1 153 777 new registered shares with a par value of CHF 10.00 each were created from the conditional capital according to Art. 5 ter of the Company’s Articles of Association in 2024 for the conversion of mandatory convertible notes into shares of the Company.

105 337 new registered shares with a par value of CHF 10.00 each were created from the conditional capital according to Art. 5 ter of the Company’s Articles of Association in 2025 for the conversion of mandatory convertible notes into shares of the Company.

As of 31 December 2025, the Company’s ordinary share capital amounted to CHF 46 702 830 and was divided into 4 670 283 registered shares with a par value of CHF 10.00 each (2024: 4 564 946 registered shares with a par value of CHF 10.00 each).

Cicor Technologies Ltd. is a holding company established under Swiss law. According to the provisions of law ­governing the appropriation of retained earnings by holding companies, the share capital and appropriations to the general legal reserve to the extent of 20% of share capital may not be distributed.

══════════

PROBLEM A:
Answer these questions from the share capital excerpt, one per line:
(i) How many new registered shares were created from the conditional capital in 2025?
(ii) What did the Company's ordinary share capital amount to as of 31 December 2025?
(iii) Under which country's law is Cicor Technologies Ltd. established?
The text and the rows below are unrelated to each other.

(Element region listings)
══════════

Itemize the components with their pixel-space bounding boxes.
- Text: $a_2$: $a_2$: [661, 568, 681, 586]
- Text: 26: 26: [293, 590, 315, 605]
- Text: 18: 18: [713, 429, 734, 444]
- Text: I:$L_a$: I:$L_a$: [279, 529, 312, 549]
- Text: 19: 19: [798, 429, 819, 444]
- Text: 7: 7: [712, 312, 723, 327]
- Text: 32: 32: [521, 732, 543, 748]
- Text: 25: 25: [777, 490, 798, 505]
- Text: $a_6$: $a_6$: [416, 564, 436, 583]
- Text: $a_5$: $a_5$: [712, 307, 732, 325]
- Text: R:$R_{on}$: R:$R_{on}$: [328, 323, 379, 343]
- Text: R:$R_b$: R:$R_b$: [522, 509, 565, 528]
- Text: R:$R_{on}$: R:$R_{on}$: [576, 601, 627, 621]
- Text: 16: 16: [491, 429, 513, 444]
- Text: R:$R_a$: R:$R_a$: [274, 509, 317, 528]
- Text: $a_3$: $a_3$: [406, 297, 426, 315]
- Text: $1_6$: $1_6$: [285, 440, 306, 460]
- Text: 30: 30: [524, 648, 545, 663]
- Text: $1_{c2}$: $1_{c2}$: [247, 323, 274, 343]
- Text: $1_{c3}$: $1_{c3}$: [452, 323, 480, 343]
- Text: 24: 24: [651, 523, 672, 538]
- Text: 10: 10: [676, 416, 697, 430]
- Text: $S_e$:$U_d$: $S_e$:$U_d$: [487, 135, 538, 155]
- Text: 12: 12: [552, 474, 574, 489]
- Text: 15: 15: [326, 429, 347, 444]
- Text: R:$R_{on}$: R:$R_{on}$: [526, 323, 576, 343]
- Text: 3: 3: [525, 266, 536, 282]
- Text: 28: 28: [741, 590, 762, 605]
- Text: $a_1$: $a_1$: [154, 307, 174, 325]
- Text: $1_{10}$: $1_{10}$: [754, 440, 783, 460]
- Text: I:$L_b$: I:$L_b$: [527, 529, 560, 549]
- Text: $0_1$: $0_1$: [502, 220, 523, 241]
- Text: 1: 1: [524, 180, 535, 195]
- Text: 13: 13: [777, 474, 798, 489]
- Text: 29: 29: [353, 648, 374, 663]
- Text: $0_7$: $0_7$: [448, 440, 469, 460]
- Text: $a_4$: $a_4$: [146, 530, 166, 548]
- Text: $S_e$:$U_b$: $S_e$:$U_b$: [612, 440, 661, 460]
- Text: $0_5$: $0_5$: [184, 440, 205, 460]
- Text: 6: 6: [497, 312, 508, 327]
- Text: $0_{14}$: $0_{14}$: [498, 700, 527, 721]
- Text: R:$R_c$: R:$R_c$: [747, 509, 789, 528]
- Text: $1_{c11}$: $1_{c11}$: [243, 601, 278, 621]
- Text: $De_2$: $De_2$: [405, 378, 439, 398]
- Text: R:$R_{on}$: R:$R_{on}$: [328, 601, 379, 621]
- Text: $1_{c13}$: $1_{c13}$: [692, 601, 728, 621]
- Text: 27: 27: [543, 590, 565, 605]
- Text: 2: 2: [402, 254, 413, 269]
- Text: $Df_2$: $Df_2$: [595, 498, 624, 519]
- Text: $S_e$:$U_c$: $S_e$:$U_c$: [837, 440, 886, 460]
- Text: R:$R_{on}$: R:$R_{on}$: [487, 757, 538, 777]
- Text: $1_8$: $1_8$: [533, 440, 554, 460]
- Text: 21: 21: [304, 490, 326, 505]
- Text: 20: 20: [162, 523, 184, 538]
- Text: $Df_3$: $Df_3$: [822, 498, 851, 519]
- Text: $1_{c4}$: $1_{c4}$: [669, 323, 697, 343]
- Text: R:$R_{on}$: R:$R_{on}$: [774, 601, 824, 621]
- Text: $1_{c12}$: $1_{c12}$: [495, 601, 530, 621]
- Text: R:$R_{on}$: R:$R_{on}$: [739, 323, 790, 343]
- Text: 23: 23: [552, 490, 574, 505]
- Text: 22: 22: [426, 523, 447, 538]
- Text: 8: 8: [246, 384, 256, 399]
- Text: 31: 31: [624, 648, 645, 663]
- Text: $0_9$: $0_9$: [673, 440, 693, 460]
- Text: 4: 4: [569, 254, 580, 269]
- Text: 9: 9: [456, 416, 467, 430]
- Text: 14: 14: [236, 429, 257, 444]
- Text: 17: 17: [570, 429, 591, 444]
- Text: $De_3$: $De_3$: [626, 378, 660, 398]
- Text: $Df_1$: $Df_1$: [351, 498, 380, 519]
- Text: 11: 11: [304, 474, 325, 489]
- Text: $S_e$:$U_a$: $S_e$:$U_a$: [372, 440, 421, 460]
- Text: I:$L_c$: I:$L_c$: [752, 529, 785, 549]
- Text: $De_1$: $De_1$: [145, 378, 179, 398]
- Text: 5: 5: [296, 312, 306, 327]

══════════

PROBLEM B: Count the lines of the rows above that contain the string "with", treating case as significant. Give only the number.

WRITTEN RESPONSE A:
(i) 105 337
(ii) CHF 46 702 830
(iii) Swiss law

WRITTEN RESPONSE B: 1